Items listed in a dataset

__________________________________________________

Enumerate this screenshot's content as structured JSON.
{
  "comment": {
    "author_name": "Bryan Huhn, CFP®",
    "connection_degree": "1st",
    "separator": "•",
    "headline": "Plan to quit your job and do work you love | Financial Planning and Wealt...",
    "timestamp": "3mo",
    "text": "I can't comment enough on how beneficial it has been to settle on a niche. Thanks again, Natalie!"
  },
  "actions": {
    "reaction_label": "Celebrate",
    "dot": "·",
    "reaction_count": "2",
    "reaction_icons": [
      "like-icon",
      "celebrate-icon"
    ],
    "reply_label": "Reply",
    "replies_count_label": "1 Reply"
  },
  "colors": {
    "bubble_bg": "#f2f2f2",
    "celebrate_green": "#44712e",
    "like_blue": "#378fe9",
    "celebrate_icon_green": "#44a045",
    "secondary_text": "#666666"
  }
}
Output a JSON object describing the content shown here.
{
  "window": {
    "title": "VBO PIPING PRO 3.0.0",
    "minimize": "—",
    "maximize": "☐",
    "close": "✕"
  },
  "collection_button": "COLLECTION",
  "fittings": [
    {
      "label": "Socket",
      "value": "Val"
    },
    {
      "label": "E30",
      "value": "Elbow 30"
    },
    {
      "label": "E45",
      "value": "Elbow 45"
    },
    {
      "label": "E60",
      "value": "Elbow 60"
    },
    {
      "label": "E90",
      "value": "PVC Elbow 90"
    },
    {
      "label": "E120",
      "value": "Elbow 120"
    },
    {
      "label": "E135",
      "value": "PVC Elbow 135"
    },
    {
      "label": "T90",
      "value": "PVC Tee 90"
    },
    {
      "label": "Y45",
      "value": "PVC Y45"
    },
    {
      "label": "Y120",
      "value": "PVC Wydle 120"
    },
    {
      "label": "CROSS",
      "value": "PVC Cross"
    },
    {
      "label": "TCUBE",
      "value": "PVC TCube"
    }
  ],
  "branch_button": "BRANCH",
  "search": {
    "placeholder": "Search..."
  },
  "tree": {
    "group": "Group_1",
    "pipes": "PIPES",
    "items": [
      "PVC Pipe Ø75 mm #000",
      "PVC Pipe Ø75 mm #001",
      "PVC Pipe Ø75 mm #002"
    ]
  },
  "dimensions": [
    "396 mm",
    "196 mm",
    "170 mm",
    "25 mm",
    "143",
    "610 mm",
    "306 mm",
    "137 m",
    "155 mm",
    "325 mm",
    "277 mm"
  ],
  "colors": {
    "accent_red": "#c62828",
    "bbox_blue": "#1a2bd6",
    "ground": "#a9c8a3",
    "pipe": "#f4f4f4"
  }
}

__________________________________________________

Set problem => Which lines above contain "content"? Show each of them.

Output of the exercise =>
Enumerate this screenshot's content as structured JSON.
Output a JSON object describing the content shown here.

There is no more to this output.